Listed records:
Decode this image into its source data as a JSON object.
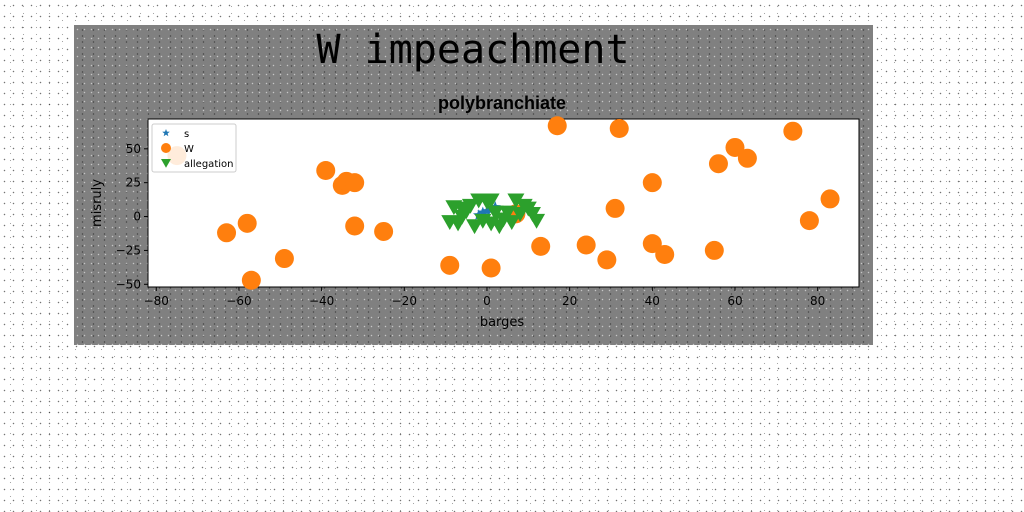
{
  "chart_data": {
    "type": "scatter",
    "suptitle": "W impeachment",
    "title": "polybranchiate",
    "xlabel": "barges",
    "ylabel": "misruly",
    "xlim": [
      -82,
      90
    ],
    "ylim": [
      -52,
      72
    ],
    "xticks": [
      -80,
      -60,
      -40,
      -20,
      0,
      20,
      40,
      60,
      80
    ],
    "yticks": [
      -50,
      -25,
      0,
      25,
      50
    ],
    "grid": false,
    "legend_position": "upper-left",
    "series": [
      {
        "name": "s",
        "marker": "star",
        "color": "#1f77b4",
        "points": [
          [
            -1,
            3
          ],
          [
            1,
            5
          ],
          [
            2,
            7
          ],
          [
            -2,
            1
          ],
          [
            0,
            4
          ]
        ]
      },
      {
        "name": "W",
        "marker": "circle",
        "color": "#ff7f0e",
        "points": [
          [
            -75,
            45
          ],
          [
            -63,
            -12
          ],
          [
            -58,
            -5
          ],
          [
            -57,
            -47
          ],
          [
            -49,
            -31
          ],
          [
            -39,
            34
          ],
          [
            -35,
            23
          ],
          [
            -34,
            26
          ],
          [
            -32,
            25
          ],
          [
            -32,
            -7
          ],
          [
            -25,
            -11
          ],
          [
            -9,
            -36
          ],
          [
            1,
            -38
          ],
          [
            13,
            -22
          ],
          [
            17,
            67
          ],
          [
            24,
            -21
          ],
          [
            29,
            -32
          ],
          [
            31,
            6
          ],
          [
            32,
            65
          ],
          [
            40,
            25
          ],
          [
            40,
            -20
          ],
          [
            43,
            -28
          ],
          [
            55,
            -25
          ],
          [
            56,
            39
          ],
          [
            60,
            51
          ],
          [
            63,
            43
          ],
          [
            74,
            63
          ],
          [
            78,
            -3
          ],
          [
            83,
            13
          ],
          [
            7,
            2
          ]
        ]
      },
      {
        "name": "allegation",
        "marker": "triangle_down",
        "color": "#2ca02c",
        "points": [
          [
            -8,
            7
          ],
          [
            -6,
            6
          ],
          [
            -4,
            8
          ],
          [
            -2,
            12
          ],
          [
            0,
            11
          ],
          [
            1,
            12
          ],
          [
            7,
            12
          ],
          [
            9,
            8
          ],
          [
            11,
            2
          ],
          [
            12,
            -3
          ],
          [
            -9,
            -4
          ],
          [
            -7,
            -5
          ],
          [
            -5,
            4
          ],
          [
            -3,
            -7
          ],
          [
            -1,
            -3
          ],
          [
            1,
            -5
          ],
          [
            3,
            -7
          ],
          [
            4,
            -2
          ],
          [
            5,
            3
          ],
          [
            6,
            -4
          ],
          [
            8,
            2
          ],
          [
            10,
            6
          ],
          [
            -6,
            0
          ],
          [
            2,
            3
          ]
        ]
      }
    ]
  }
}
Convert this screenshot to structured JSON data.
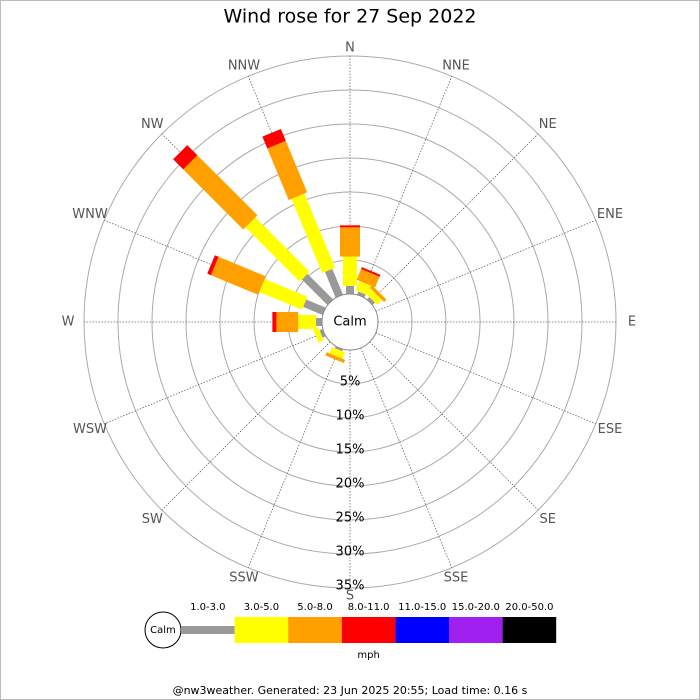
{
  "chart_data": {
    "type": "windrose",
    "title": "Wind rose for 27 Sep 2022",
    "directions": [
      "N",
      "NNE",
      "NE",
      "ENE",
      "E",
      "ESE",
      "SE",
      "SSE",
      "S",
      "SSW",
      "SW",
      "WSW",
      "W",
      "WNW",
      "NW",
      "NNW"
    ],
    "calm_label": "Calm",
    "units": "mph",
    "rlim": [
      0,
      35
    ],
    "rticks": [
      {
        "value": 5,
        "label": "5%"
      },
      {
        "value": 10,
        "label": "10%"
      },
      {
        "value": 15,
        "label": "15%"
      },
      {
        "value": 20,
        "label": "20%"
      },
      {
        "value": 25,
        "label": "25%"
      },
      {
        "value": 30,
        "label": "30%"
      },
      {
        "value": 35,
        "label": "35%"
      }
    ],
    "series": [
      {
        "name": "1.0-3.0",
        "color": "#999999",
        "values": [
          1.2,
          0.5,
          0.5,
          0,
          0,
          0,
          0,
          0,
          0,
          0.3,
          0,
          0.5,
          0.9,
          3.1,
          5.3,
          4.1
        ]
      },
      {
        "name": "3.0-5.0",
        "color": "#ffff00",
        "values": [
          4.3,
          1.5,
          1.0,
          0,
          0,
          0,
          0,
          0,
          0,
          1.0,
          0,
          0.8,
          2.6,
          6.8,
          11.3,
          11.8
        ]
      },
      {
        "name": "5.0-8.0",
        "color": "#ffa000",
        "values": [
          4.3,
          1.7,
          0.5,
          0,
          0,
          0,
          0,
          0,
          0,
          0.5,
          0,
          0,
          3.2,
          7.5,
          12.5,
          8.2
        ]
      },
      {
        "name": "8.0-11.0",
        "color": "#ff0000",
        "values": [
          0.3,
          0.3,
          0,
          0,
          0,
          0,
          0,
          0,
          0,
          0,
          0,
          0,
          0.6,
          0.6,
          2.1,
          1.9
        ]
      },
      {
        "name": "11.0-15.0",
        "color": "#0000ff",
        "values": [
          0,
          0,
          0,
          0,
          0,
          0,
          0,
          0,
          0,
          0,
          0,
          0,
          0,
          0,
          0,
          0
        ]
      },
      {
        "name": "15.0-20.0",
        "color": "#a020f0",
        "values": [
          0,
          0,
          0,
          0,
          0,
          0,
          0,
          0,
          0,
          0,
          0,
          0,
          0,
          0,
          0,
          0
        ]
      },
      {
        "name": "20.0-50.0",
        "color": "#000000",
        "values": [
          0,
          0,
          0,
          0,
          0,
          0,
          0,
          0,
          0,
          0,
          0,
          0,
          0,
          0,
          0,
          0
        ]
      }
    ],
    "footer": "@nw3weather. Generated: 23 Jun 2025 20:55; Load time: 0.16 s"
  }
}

Aim:
Repeat all the data as it stands, dropping any images it holds.

Complete output:
Decode this image into its source data as a JSON object.
{
  "chart_data": {
    "type": "scatter",
    "suptitle": "W impeachment",
    "title": "polybranchiate",
    "xlabel": "barges",
    "ylabel": "misruly",
    "xlim": [
      -82,
      90
    ],
    "ylim": [
      -52,
      72
    ],
    "xticks": [
      -80,
      -60,
      -40,
      -20,
      0,
      20,
      40,
      60,
      80
    ],
    "yticks": [
      -50,
      -25,
      0,
      25,
      50
    ],
    "grid": false,
    "legend_position": "upper-left",
    "series": [
      {
        "name": "s",
        "marker": "star",
        "color": "#1f77b4",
        "points": [
          [
            -1,
            3
          ],
          [
            1,
            5
          ],
          [
            2,
            7
          ],
          [
            -2,
            1
          ],
          [
            0,
            4
          ]
        ]
      },
      {
        "name": "W",
        "marker": "circle",
        "color": "#ff7f0e",
        "points": [
          [
            -75,
            45
          ],
          [
            -63,
            -12
          ],
          [
            -58,
            -5
          ],
          [
            -57,
            -47
          ],
          [
            -49,
            -31
          ],
          [
            -39,
            34
          ],
          [
            -35,
            23
          ],
          [
            -34,
            26
          ],
          [
            -32,
            25
          ],
          [
            -32,
            -7
          ],
          [
            -25,
            -11
          ],
          [
            -9,
            -36
          ],
          [
            1,
            -38
          ],
          [
            13,
            -22
          ],
          [
            17,
            67
          ],
          [
            24,
            -21
          ],
          [
            29,
            -32
          ],
          [
            31,
            6
          ],
          [
            32,
            65
          ],
          [
            40,
            25
          ],
          [
            40,
            -20
          ],
          [
            43,
            -28
          ],
          [
            55,
            -25
          ],
          [
            56,
            39
          ],
          [
            60,
            51
          ],
          [
            63,
            43
          ],
          [
            74,
            63
          ],
          [
            78,
            -3
          ],
          [
            83,
            13
          ],
          [
            7,
            2
          ]
        ]
      },
      {
        "name": "allegation",
        "marker": "triangle_down",
        "color": "#2ca02c",
        "points": [
          [
            -8,
            7
          ],
          [
            -6,
            6
          ],
          [
            -4,
            8
          ],
          [
            -2,
            12
          ],
          [
            0,
            11
          ],
          [
            1,
            12
          ],
          [
            7,
            12
          ],
          [
            9,
            8
          ],
          [
            11,
            2
          ],
          [
            12,
            -3
          ],
          [
            -9,
            -4
          ],
          [
            -7,
            -5
          ],
          [
            -5,
            4
          ],
          [
            -3,
            -7
          ],
          [
            -1,
            -3
          ],
          [
            1,
            -5
          ],
          [
            3,
            -7
          ],
          [
            4,
            -2
          ],
          [
            5,
            3
          ],
          [
            6,
            -4
          ],
          [
            8,
            2
          ],
          [
            10,
            6
          ],
          [
            -6,
            0
          ],
          [
            2,
            3
          ]
        ]
      }
    ]
  }
}
Convert this screenshot to structured JSON data.
{
  "chart_data": {
    "type": "windrose",
    "title": "Wind rose for 27 Sep 2022",
    "directions": [
      "N",
      "NNE",
      "NE",
      "ENE",
      "E",
      "ESE",
      "SE",
      "SSE",
      "S",
      "SSW",
      "SW",
      "WSW",
      "W",
      "WNW",
      "NW",
      "NNW"
    ],
    "calm_label": "Calm",
    "units": "mph",
    "rlim": [
      0,
      35
    ],
    "rticks": [
      {
        "value": 5,
        "label": "5%"
      },
      {
        "value": 10,
        "label": "10%"
      },
      {
        "value": 15,
        "label": "15%"
      },
      {
        "value": 20,
        "label": "20%"
      },
      {
        "value": 25,
        "label": "25%"
      },
      {
        "value": 30,
        "label": "30%"
      },
      {
        "value": 35,
        "label": "35%"
      }
    ],
    "series": [
      {
        "name": "1.0-3.0",
        "color": "#999999",
        "values": [
          1.2,
          0.5,
          0.5,
          0,
          0,
          0,
          0,
          0,
          0,
          0.3,
          0,
          0.5,
          0.9,
          3.1,
          5.3,
          4.1
        ]
      },
      {
        "name": "3.0-5.0",
        "color": "#ffff00",
        "values": [
          4.3,
          1.5,
          1.0,
          0,
          0,
          0,
          0,
          0,
          0,
          1.0,
          0,
          0.8,
          2.6,
          6.8,
          11.3,
          11.8
        ]
      },
      {
        "name": "5.0-8.0",
        "color": "#ffa000",
        "values": [
          4.3,
          1.7,
          0.5,
          0,
          0,
          0,
          0,
          0,
          0,
          0.5,
          0,
          0,
          3.2,
          7.5,
          12.5,
          8.2
        ]
      },
      {
        "name": "8.0-11.0",
        "color": "#ff0000",
        "values": [
          0.3,
          0.3,
          0,
          0,
          0,
          0,
          0,
          0,
          0,
          0,
          0,
          0,
          0.6,
          0.6,
          2.1,
          1.9
        ]
      },
      {
        "name": "11.0-15.0",
        "color": "#0000ff",
        "values": [
          0,
          0,
          0,
          0,
          0,
          0,
          0,
          0,
          0,
          0,
          0,
          0,
          0,
          0,
          0,
          0
        ]
      },
      {
        "name": "15.0-20.0",
        "color": "#a020f0",
        "values": [
          0,
          0,
          0,
          0,
          0,
          0,
          0,
          0,
          0,
          0,
          0,
          0,
          0,
          0,
          0,
          0
        ]
      },
      {
        "name": "20.0-50.0",
        "color": "#000000",
        "values": [
          0,
          0,
          0,
          0,
          0,
          0,
          0,
          0,
          0,
          0,
          0,
          0,
          0,
          0,
          0,
          0
        ]
      }
    ],
    "footer": "@nw3weather. Generated: 23 Jun 2025 20:55; Load time: 0.16 s"
  }
}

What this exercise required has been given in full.